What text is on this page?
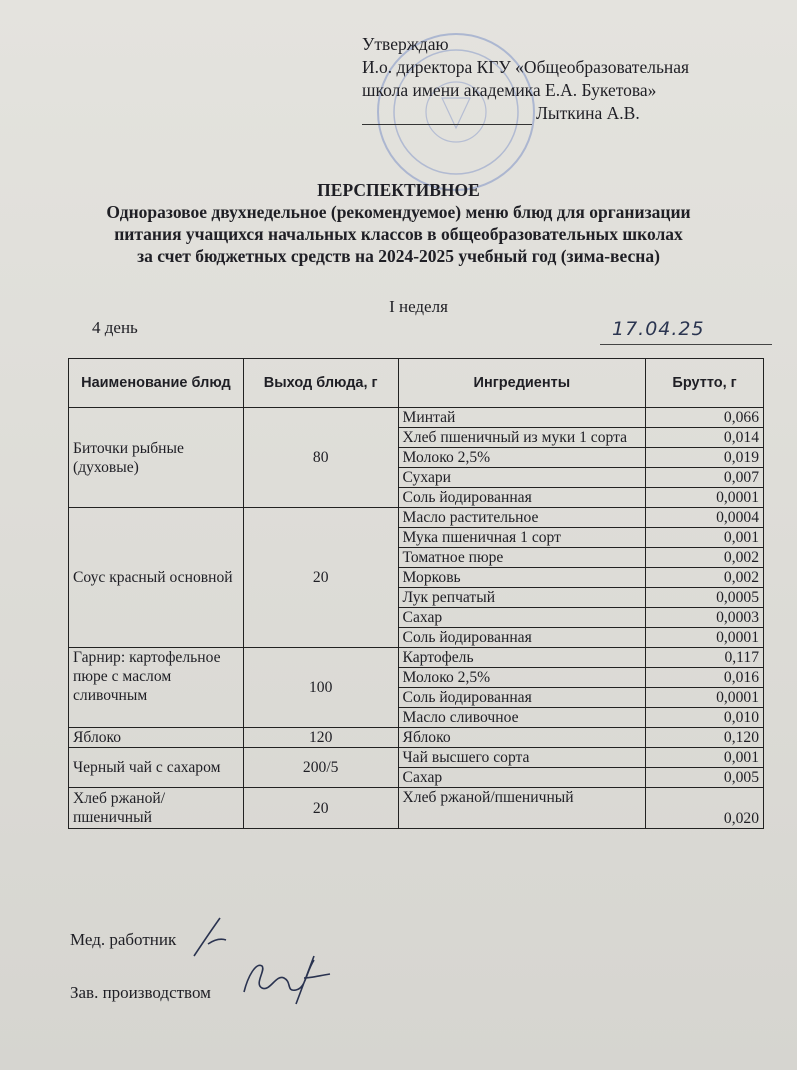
Утверждаю
И.о. директора КГУ «Общеобразовательная
школа имени академика Е.А. Букетова»
Лыткина А.В.
ПЕРСПЕКТИВНОЕ
Одноразовое двухнедельное (рекомендуемое) меню блюд для организации
питания учащихся начальных классов в общеобразовательных школах
за счет бюджетных средств на 2024-2025 учебный год (зима-весна)
I неделя
4 день	17.04.25
Наименование блюд	Выход блюда, г	Ингредиенты	Брутто, г
Биточки рыбные (духовые)	80	Минтай	0,066
		Хлеб пшеничный из муки 1 сорта	0,014
		Молоко 2,5%	0,019
		Сухари	0,007
		Соль йодированная	0,0001
Соус красный основной	20	Масло растительное	0,0004
		Мука пшеничная 1 сорт	0,001
		Томатное пюре	0,002
		Морковь	0,002
		Лук репчатый	0,0005
		Сахар	0,0003
		Соль йодированная	0,0001
Гарнир: картофельное пюре с маслом сливочным	100	Картофель	0,117
		Молоко 2,5%	0,016
		Соль йодированная	0,0001
		Масло сливочное	0,010
Яблоко	120	Яблоко	0,120
Черный чай с сахаром	200/5	Чай высшего сорта	0,001
		Сахар	0,005
Хлеб ржаной/ пшеничный	20	Хлеб ржаной/пшеничный	0,020
Мед. работник
Зав. производством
********************
● **What is being asked**:
Find the lines that include the string "Хлеб", then copy each of them.

● **Output of the exercise**:
		Хлеб пшеничный из муки 1 сорта	0,014
Хлеб ржаной/ пшеничный	20	Хлеб ржаной/пшеничный	0,020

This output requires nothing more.